Dataset items:
★ ★ ★ ★

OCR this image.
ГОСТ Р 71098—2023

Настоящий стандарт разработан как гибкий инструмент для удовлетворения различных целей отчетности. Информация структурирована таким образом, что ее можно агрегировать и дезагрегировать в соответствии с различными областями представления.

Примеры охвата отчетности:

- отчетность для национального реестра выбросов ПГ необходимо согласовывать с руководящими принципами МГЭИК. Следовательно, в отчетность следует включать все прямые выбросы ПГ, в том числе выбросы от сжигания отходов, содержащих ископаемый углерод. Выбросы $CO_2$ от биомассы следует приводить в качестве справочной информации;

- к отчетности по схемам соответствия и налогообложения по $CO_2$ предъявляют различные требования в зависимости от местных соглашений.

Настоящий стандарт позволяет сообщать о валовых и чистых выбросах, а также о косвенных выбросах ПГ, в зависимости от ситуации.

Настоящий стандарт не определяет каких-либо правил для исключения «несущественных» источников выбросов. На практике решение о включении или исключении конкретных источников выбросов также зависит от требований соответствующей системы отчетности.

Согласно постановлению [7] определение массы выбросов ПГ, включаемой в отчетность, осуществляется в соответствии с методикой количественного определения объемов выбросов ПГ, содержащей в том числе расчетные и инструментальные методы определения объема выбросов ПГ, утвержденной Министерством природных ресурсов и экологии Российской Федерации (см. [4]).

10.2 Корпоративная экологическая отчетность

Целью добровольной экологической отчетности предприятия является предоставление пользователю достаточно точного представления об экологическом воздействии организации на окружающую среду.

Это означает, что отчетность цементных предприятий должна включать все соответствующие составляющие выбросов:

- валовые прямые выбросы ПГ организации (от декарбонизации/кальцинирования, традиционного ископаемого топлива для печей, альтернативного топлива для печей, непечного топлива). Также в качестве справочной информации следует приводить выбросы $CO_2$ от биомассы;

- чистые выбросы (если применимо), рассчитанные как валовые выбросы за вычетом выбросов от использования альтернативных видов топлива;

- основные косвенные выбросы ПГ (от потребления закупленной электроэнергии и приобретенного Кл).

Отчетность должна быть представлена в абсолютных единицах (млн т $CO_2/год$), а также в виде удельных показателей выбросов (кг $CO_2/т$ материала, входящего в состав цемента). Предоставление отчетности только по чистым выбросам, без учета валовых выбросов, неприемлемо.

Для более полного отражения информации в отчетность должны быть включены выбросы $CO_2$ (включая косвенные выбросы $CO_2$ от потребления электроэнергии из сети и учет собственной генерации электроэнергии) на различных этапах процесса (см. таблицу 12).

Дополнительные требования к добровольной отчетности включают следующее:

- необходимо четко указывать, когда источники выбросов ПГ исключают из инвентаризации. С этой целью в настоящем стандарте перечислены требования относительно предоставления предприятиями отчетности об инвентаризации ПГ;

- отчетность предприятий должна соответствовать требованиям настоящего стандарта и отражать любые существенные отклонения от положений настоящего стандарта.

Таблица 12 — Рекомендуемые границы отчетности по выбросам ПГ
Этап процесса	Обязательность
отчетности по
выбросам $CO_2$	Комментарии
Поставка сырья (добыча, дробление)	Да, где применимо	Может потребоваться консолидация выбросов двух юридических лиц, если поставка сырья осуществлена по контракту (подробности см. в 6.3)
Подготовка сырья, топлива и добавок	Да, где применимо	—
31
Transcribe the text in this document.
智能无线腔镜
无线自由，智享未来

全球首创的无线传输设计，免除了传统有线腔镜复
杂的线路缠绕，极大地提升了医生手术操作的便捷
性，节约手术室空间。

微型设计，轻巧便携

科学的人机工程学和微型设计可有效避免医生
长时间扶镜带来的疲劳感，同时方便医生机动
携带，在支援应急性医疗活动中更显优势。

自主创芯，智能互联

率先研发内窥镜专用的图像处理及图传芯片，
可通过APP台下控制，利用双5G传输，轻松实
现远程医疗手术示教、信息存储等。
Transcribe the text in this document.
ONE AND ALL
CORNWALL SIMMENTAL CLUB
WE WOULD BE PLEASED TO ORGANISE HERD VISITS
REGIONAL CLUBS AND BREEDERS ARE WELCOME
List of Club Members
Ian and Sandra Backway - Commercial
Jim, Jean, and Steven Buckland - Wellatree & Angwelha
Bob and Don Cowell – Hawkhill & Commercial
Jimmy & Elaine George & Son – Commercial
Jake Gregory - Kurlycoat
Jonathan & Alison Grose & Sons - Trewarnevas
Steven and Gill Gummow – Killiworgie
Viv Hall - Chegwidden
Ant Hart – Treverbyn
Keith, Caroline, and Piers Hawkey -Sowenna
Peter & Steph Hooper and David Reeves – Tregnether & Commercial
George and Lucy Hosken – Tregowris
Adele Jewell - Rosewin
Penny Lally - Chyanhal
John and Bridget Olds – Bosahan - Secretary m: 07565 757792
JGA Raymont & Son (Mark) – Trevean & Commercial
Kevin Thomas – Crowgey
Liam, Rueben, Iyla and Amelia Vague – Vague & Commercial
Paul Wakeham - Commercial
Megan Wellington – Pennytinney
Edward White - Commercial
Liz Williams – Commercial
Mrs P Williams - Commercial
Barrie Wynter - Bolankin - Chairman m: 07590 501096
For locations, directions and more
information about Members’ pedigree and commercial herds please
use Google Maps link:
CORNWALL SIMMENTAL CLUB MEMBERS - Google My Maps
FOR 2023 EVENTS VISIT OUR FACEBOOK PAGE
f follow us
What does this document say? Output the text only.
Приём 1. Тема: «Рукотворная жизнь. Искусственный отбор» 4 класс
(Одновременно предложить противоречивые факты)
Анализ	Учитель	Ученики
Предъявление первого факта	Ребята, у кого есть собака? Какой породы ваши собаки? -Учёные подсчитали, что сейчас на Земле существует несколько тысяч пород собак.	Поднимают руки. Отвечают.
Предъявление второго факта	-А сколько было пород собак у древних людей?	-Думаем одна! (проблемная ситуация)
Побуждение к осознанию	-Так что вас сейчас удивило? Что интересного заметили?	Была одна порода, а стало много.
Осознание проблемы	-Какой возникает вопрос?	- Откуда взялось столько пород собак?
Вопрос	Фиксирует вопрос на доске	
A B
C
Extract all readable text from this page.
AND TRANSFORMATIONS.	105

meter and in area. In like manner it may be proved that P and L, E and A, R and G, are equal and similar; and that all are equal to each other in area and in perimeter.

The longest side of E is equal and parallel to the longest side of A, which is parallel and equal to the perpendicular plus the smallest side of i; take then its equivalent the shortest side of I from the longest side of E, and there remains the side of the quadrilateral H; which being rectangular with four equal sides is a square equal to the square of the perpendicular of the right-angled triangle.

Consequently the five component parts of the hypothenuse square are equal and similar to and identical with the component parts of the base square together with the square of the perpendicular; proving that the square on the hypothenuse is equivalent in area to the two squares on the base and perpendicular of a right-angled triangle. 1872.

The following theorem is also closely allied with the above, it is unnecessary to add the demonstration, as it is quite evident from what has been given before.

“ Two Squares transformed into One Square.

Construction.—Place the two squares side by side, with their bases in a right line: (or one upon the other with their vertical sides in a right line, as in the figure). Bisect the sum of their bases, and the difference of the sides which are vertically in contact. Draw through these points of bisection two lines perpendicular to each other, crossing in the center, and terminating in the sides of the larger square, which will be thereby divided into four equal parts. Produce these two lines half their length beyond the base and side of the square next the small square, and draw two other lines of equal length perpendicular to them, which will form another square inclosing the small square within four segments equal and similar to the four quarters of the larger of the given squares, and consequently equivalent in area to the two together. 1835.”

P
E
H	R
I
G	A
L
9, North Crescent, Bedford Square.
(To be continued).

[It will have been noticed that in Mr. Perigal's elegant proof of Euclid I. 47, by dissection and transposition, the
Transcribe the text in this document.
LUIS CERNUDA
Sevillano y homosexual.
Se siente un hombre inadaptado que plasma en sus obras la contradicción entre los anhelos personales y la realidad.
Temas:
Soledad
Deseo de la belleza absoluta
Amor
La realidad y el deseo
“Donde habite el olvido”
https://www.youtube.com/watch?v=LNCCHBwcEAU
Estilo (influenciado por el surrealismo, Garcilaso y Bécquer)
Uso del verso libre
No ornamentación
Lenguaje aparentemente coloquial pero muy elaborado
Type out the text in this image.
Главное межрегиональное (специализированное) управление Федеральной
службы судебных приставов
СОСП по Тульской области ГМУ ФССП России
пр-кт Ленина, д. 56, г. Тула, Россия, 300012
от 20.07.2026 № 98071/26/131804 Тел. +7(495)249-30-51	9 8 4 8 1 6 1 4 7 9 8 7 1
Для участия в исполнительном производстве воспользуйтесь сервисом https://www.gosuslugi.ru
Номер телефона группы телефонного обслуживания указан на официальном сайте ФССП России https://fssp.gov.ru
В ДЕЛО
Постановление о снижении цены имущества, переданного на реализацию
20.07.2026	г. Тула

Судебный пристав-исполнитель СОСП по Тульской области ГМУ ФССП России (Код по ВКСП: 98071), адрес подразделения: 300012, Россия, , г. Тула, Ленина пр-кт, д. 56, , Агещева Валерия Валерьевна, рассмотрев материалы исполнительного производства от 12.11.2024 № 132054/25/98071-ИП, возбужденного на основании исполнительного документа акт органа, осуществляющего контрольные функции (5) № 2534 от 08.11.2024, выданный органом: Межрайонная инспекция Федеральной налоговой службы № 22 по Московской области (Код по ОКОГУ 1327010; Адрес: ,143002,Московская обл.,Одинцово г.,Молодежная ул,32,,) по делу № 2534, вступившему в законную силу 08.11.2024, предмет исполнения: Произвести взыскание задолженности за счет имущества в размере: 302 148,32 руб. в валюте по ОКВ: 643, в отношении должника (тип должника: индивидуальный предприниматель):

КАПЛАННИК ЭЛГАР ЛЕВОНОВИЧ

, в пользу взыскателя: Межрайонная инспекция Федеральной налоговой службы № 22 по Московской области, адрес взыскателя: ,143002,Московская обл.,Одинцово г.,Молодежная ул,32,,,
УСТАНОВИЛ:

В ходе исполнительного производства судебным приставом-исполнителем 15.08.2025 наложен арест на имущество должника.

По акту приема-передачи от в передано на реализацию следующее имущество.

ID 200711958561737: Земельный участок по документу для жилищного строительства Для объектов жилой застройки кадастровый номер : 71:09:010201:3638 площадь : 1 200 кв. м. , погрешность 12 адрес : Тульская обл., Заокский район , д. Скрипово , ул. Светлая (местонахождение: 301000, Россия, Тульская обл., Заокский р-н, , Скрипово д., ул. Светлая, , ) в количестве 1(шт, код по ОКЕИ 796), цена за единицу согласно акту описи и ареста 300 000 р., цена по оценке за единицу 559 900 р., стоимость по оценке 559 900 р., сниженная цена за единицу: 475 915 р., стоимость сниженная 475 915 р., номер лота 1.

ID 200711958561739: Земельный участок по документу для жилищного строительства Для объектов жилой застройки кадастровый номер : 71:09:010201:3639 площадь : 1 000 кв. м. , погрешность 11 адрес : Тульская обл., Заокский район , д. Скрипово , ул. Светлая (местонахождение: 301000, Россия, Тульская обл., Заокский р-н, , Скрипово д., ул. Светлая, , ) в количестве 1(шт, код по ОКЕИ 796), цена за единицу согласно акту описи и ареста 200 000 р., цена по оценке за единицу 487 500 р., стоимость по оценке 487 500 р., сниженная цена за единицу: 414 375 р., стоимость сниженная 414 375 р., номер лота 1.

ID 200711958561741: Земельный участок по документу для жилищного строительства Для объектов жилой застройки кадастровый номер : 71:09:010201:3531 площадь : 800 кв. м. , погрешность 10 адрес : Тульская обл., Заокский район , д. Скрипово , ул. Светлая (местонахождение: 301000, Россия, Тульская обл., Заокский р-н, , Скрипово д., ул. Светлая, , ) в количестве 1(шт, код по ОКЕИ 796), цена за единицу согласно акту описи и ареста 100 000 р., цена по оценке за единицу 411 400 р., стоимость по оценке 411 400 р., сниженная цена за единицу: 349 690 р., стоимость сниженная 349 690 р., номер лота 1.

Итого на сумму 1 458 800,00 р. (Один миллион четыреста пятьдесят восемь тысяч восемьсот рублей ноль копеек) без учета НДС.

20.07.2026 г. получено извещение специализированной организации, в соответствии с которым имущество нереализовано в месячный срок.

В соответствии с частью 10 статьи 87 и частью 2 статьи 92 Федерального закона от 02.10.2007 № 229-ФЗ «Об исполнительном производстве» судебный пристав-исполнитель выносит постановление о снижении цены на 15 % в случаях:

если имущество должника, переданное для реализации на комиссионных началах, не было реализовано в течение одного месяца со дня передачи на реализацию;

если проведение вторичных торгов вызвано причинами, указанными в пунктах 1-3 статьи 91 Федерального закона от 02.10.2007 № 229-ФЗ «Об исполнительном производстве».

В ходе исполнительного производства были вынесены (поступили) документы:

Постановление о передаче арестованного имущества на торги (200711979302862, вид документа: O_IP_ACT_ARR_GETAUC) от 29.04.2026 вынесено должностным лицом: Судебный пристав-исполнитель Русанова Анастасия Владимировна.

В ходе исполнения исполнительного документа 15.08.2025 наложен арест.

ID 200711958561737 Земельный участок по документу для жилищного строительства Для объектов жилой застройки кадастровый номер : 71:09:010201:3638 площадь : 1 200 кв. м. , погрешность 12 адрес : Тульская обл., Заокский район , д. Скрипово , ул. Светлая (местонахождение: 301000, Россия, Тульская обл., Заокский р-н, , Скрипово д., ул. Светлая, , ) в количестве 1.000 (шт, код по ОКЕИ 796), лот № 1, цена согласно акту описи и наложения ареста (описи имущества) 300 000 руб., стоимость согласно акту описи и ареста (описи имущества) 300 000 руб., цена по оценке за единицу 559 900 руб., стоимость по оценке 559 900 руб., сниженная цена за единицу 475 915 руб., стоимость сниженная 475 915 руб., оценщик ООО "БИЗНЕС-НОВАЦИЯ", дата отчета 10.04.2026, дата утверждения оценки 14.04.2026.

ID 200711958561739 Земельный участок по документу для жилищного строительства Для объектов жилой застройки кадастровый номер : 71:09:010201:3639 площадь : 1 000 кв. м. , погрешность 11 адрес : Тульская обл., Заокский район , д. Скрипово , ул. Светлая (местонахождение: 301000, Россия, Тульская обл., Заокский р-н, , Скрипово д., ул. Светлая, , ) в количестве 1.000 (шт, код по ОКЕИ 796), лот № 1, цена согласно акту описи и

★ ★ ★ ★

REQUIRED TASK: Report how many lines hold the string "SIMMENTAL", giving the number and nothing else.

PROBLEM SOLUTION: 2